→ Aim of the task
All of the material below is to be restated word for word, apart from the pictures.

=== Dataset records ===

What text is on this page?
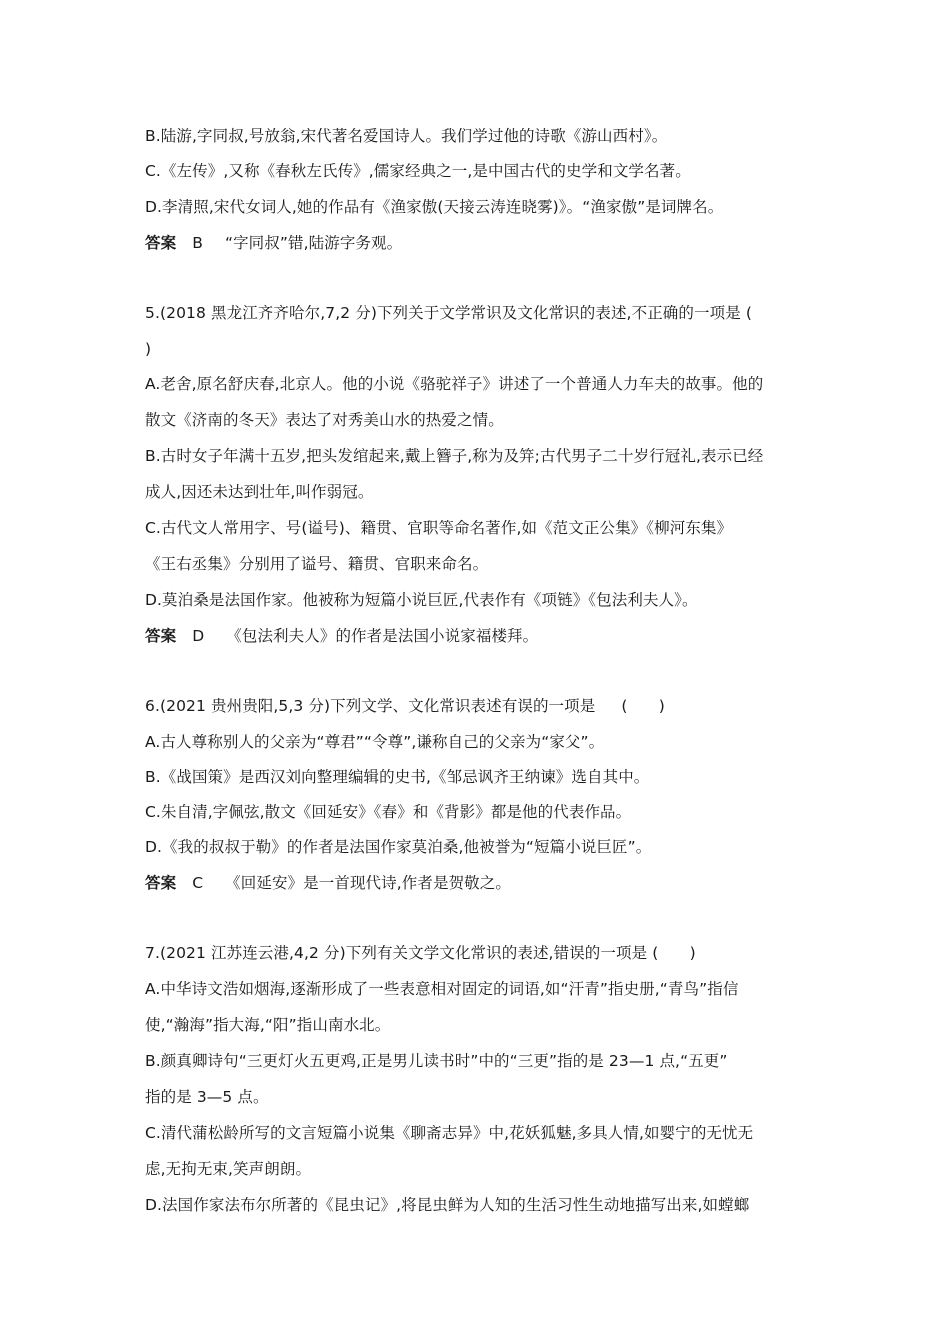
B.陆游,字同叔,号放翁,宋代著名爱国诗人。我们学过他的诗歌《游山西村》。
C.《左传》,又称《春秋左氏传》,儒家经典之一,是中国古代的史学和文学名著。
D.李清照,宋代女词人,她的作品有《渔家傲(天接云涛连晓雾)》。“渔家傲”是词牌名。
答案 B “字同叔”错,陆游字务观。
5.(2018 黑龙江齐齐哈尔,7,2 分)下列关于文学常识及文化常识的表述,不正确的一项是 (
)
A.老舍,原名舒庆春,北京人。他的小说《骆驼祥子》讲述了一个普通人力车夫的故事。他的
散文《济南的冬天》表达了对秀美山水的热爱之情。
B.古时女子年满十五岁,把头发绾起来,戴上簪子,称为及笄;古代男子二十岁行冠礼,表示已经
成人,因还未达到壮年,叫作弱冠。
C.古代文人常用字、号(谥号)、籍贯、官职等命名著作,如《范文正公集》《柳河东集》
《王右丞集》分别用了谥号、籍贯、官职来命名。
D.莫泊桑是法国作家。他被称为短篇小说巨匠,代表作有《项链》《包法利夫人》。
答案 D 《包法利夫人》的作者是法国小说家福楼拜。
6.(2021 贵州贵阳,5,3 分)下列文学、文化常识表述有误的一项是 (　　)
A.古人尊称别人的父亲为“尊君”“令尊”,谦称自己的父亲为“家父”。
B.《战国策》是西汉刘向整理编辑的史书,《邹忌讽齐王纳谏》选自其中。
C.朱自清,字佩弦,散文《回延安》《春》和《背影》都是他的代表作品。
D.《我的叔叔于勒》的作者是法国作家莫泊桑,他被誉为“短篇小说巨匠”。
答案 C 《回延安》是一首现代诗,作者是贺敬之。
7.(2021 江苏连云港,4,2 分)下列有关文学文化常识的表述,错误的一项是 (　　)
A.中华诗文浩如烟海,逐渐形成了一些表意相对固定的词语,如“汗青”指史册,“青鸟”指信
使,“瀚海”指大海,“阳”指山南水北。
B.颜真卿诗句“三更灯火五更鸡,正是男儿读书时”中的“三更”指的是 23—1 点,“五更”
指的是 3—5 点。
C.清代蒲松龄所写的文言短篇小说集《聊斋志异》中,花妖狐魅,多具人情,如婴宁的无忧无
虑,无拘无束,笑声朗朗。
D.法国作家法布尔所著的《昆虫记》,将昆虫鲜为人知的生活习性生动地描写出来,如螳螂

===

→ Response below
What text is on this page?
B.陆游,字同叔,号放翁,宋代著名爱国诗人。我们学过他的诗歌《游山西村》。
C.《左传》,又称《春秋左氏传》,儒家经典之一,是中国古代的史学和文学名著。
D.李清照,宋代女词人,她的作品有《渔家傲(天接云涛连晓雾)》。“渔家傲”是词牌名。
答案 B “字同叔”错,陆游字务观。
5.(2018 黑龙江齐齐哈尔,7,2 分)下列关于文学常识及文化常识的表述,不正确的一项是 (
)
A.老舍,原名舒庆春,北京人。他的小说《骆驼祥子》讲述了一个普通人力车夫的故事。他的
散文《济南的冬天》表达了对秀美山水的热爱之情。
B.古时女子年满十五岁,把头发绾起来,戴上簪子,称为及笄;古代男子二十岁行冠礼,表示已经
成人,因还未达到壮年,叫作弱冠。
C.古代文人常用字、号(谥号)、籍贯、官职等命名著作,如《范文正公集》《柳河东集》
《王右丞集》分别用了谥号、籍贯、官职来命名。
D.莫泊桑是法国作家。他被称为短篇小说巨匠,代表作有《项链》《包法利夫人》。
答案 D 《包法利夫人》的作者是法国小说家福楼拜。
6.(2021 贵州贵阳,5,3 分)下列文学、文化常识表述有误的一项是 (　　)
A.古人尊称别人的父亲为“尊君”“令尊”,谦称自己的父亲为“家父”。
B.《战国策》是西汉刘向整理编辑的史书,《邹忌讽齐王纳谏》选自其中。
C.朱自清,字佩弦,散文《回延安》《春》和《背影》都是他的代表作品。
D.《我的叔叔于勒》的作者是法国作家莫泊桑,他被誉为“短篇小说巨匠”。
答案 C 《回延安》是一首现代诗,作者是贺敬之。
7.(2021 江苏连云港,4,2 分)下列有关文学文化常识的表述,错误的一项是 (　　)
A.中华诗文浩如烟海,逐渐形成了一些表意相对固定的词语,如“汗青”指史册,“青鸟”指信
使,“瀚海”指大海,“阳”指山南水北。
B.颜真卿诗句“三更灯火五更鸡,正是男儿读书时”中的“三更”指的是 23—1 点,“五更”
指的是 3—5 点。
C.清代蒲松龄所写的文言短篇小说集《聊斋志异》中,花妖狐魅,多具人情,如婴宁的无忧无
虑,无拘无束,笑声朗朗。
D.法国作家法布尔所著的《昆虫记》,将昆虫鲜为人知的生活习性生动地描写出来,如螳螂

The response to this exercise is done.